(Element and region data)
· · · ·

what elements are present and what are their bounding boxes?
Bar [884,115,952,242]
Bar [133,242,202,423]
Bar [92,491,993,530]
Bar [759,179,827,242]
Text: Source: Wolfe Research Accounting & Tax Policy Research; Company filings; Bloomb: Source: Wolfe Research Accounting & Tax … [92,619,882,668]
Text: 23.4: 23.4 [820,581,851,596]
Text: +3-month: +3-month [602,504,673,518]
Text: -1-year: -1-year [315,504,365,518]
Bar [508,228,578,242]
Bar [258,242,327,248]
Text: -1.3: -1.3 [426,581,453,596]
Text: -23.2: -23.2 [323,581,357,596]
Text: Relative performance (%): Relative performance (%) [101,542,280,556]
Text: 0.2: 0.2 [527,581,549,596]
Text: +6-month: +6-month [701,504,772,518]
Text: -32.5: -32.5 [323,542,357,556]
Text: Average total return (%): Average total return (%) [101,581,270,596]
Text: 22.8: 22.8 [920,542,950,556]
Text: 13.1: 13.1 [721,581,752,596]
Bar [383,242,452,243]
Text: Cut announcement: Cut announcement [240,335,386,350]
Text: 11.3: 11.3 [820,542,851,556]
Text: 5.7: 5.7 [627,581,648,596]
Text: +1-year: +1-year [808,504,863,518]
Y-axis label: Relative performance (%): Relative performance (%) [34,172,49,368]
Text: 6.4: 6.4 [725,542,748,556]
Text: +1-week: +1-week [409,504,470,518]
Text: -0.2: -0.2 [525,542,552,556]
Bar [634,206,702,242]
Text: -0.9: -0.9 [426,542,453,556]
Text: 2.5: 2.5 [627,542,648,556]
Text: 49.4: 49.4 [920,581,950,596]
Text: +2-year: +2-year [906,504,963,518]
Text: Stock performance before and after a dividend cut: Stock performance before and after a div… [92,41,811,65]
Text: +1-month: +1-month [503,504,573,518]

· · · ·

= Challenge =
Rewrite every line of the items above as a JSON list of strings, one string per line, leaving out any blank lines.

= Full solution =
[
  "what elements are present and what are their bounding boxes?",
  "Bar [884,115,952,242]",
  "Bar [133,242,202,423]",
  "Bar [92,491,993,530]",
  "Bar [759,179,827,242]",
  "Text: Source: Wolfe Research Accounting & Tax Policy Research; Company filings; Bloomb: Source: Wolfe Research Accounting & Tax … [92,619,882,668]",
  "Text: 23.4: 23.4 [820,581,851,596]",
  "Text: +3-month: +3-month [602,504,673,518]",
  "Text: -1-year: -1-year [315,504,365,518]",
  "Bar [508,228,578,242]",
  "Bar [258,242,327,248]",
  "Text: -1.3: -1.3 [426,581,453,596]",
  "Text: -23.2: -23.2 [323,581,357,596]",
  "Text: Relative performance (%): Relative performance (%) [101,542,280,556]",
  "Text: 0.2: 0.2 [527,581,549,596]",
  "Text: +6-month: +6-month [701,504,772,518]",
  "Text: -32.5: -32.5 [323,542,357,556]",
  "Text: Average total return (%): Average total return (%) [101,581,270,596]",
  "Text: 22.8: 22.8 [920,542,950,556]",
  "Text: 13.1: 13.1 [721,581,752,596]",
  "Bar [383,242,452,243]",
  "Text: Cut announcement: Cut announcement [240,335,386,350]",
  "Text: 11.3: 11.3 [820,542,851,556]",
  "Text: 5.7: 5.7 [627,581,648,596]",
  "Text: +1-year: +1-year [808,504,863,518]",
  "Y-axis label: Relative performance (%): Relative performance (%) [34,172,49,368]",
  "Text: 6.4: 6.4 [725,542,748,556]",
  "Text: +1-week: +1-week [409,504,470,518]",
  "Text: -0.2: -0.2 [525,542,552,556]",
  "Bar [634,206,702,242]",
  "Text: -0.9: -0.9 [426,542,453,556]",
  "Text: 2.5: 2.5 [627,542,648,556]",
  "Text: 49.4: 49.4 [920,581,950,596]",
  "Text: +2-year: +2-year [906,504,963,518]",
  "Text: Stock performance before and after a dividend cut: Stock performance before and after a div… [92,41,811,65]",
  "Text: +1-month: +1-month [503,504,573,518]"
]